WHAT THE TASK REQUIRES: Restate the records below word for word.

━━━━━━━━━━━━━━━━━━━━━━━━━━━━━━

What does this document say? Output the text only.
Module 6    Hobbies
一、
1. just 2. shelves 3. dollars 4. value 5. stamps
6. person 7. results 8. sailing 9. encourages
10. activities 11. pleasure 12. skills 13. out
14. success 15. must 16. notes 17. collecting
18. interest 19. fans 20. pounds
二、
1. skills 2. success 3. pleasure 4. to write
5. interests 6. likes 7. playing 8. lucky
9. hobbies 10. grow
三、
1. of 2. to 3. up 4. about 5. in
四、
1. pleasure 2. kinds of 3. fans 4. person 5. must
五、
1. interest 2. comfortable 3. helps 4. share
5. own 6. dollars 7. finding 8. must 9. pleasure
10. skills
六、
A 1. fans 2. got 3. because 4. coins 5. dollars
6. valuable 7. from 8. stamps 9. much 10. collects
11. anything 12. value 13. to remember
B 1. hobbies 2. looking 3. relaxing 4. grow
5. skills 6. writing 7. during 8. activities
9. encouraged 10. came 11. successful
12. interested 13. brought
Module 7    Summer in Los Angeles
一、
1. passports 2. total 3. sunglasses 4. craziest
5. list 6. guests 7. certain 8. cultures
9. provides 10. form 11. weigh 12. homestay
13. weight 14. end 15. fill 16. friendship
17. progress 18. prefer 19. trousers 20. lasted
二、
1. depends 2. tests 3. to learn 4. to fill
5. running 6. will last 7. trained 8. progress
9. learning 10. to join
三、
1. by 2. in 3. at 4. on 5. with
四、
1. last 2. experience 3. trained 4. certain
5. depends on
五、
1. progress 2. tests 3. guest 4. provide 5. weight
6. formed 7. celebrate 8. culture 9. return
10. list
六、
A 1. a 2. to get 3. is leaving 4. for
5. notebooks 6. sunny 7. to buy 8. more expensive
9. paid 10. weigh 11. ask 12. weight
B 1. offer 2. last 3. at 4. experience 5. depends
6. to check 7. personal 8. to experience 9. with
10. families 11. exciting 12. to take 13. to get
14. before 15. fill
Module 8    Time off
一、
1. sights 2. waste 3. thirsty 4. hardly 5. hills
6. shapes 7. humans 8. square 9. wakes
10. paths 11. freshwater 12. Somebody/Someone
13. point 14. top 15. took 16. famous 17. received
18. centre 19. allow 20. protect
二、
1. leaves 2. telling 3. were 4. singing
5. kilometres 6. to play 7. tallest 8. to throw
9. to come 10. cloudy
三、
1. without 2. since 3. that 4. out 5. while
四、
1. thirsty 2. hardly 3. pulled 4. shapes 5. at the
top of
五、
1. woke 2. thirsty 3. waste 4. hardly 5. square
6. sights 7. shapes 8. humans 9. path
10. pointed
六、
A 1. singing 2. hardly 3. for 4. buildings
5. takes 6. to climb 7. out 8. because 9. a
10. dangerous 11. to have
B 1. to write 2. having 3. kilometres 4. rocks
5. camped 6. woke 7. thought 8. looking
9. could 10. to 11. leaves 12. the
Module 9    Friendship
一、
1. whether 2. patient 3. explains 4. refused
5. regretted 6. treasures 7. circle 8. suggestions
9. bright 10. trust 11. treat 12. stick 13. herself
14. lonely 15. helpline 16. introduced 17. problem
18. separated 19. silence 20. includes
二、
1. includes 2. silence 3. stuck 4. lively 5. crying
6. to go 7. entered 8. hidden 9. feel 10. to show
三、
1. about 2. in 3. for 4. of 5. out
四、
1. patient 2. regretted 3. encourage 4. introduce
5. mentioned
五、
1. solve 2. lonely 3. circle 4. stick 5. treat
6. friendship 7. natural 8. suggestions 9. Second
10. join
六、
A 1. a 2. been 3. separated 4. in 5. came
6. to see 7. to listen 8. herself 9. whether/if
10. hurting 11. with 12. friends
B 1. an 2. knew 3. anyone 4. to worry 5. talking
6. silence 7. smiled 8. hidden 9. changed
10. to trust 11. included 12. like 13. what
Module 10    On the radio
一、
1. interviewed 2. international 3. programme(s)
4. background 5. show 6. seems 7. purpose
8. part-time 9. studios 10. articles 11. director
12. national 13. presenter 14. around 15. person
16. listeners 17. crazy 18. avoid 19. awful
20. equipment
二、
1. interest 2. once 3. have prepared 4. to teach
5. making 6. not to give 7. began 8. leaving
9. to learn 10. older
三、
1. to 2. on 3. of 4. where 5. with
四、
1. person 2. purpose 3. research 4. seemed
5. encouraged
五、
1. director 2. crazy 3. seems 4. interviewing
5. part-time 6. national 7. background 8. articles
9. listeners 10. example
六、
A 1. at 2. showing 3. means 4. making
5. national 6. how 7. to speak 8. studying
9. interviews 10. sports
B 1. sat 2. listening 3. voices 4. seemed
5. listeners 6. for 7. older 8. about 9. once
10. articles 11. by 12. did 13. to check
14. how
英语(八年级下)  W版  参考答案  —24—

━━━━━━━━━━━━━━━━━━━━━━━━━━━━━━

ANSWER TO THE TASK:
What does this document say? Output the text only.
Module 6    Hobbies
一、
1. just 2. shelves 3. dollars 4. value 5. stamps
6. person 7. results 8. sailing 9. encourages
10. activities 11. pleasure 12. skills 13. out
14. success 15. must 16. notes 17. collecting
18. interest 19. fans 20. pounds
二、
1. skills 2. success 3. pleasure 4. to write
5. interests 6. likes 7. playing 8. lucky
9. hobbies 10. grow
三、
1. of 2. to 3. up 4. about 5. in
四、
1. pleasure 2. kinds of 3. fans 4. person 5. must
五、
1. interest 2. comfortable 3. helps 4. share
5. own 6. dollars 7. finding 8. must 9. pleasure
10. skills
六、
A 1. fans 2. got 3. because 4. coins 5. dollars
6. valuable 7. from 8. stamps 9. much 10. collects
11. anything 12. value 13. to remember
B 1. hobbies 2. looking 3. relaxing 4. grow
5. skills 6. writing 7. during 8. activities
9. encouraged 10. came 11. successful
12. interested 13. brought
Module 7    Summer in Los Angeles
一、
1. passports 2. total 3. sunglasses 4. craziest
5. list 6. guests 7. certain 8. cultures
9. provides 10. form 11. weigh 12. homestay
13. weight 14. end 15. fill 16. friendship
17. progress 18. prefer 19. trousers 20. lasted
二、
1. depends 2. tests 3. to learn 4. to fill
5. running 6. will last 7. trained 8. progress
9. learning 10. to join
三、
1. by 2. in 3. at 4. on 5. with
四、
1. last 2. experience 3. trained 4. certain
5. depends on
五、
1. progress 2. tests 3. guest 4. provide 5. weight
6. formed 7. celebrate 8. culture 9. return
10. list
六、
A 1. a 2. to get 3. is leaving 4. for
5. notebooks 6. sunny 7. to buy 8. more expensive
9. paid 10. weigh 11. ask 12. weight
B 1. offer 2. last 3. at 4. experience 5. depends
6. to check 7. personal 8. to experience 9. with
10. families 11. exciting 12. to take 13. to get
14. before 15. fill
Module 8    Time off
一、
1. sights 2. waste 3. thirsty 4. hardly 5. hills
6. shapes 7. humans 8. square 9. wakes
10. paths 11. freshwater 12. Somebody/Someone
13. point 14. top 15. took 16. famous 17. received
18. centre 19. allow 20. protect
二、
1. leaves 2. telling 3. were 4. singing
5. kilometres 6. to play 7. tallest 8. to throw
9. to come 10. cloudy
三、
1. without 2. since 3. that 4. out 5. while
四、
1. thirsty 2. hardly 3. pulled 4. shapes 5. at the
top of
五、
1. woke 2. thirsty 3. waste 4. hardly 5. square
6. sights 7. shapes 8. humans 9. path
10. pointed
六、
A 1. singing 2. hardly 3. for 4. buildings
5. takes 6. to climb 7. out 8. because 9. a
10. dangerous 11. to have
B 1. to write 2. having 3. kilometres 4. rocks
5. camped 6. woke 7. thought 8. looking
9. could 10. to 11. leaves 12. the
Module 9    Friendship
一、
1. whether 2. patient 3. explains 4. refused
5. regretted 6. treasures 7. circle 8. suggestions
9. bright 10. trust 11. treat 12. stick 13. herself
14. lonely 15. helpline 16. introduced 17. problem
18. separated 19. silence 20. includes
二、
1. includes 2. silence 3. stuck 4. lively 5. crying
6. to go 7. entered 8. hidden 9. feel 10. to show
三、
1. about 2. in 3. for 4. of 5. out
四、
1. patient 2. regretted 3. encourage 4. introduce
5. mentioned
五、
1. solve 2. lonely 3. circle 4. stick 5. treat
6. friendship 7. natural 8. suggestions 9. Second
10. join
六、
A 1. a 2. been 3. separated 4. in 5. came
6. to see 7. to listen 8. herself 9. whether/if
10. hurting 11. with 12. friends
B 1. an 2. knew 3. anyone 4. to worry 5. talking
6. silence 7. smiled 8. hidden 9. changed
10. to trust 11. included 12. like 13. what
Module 10    On the radio
一、
1. interviewed 2. international 3. programme(s)
4. background 5. show 6. seems 7. purpose
8. part-time 9. studios 10. articles 11. director
12. national 13. presenter 14. around 15. person
16. listeners 17. crazy 18. avoid 19. awful
20. equipment
二、
1. interest 2. once 3. have prepared 4. to teach
5. making 6. not to give 7. began 8. leaving
9. to learn 10. older
三、
1. to 2. on 3. of 4. where 5. with
四、
1. person 2. purpose 3. research 4. seemed
5. encouraged
五、
1. director 2. crazy 3. seems 4. interviewing
5. part-time 6. national 7. background 8. articles
9. listeners 10. example
六、
A 1. at 2. showing 3. means 4. making
5. national 6. how 7. to speak 8. studying
9. interviews 10. sports
B 1. sat 2. listening 3. voices 4. seemed
5. listeners 6. for 7. older 8. about 9. once
10. articles 11. by 12. did 13. to check
14. how
英语(八年级下)  W版  参考答案  —24—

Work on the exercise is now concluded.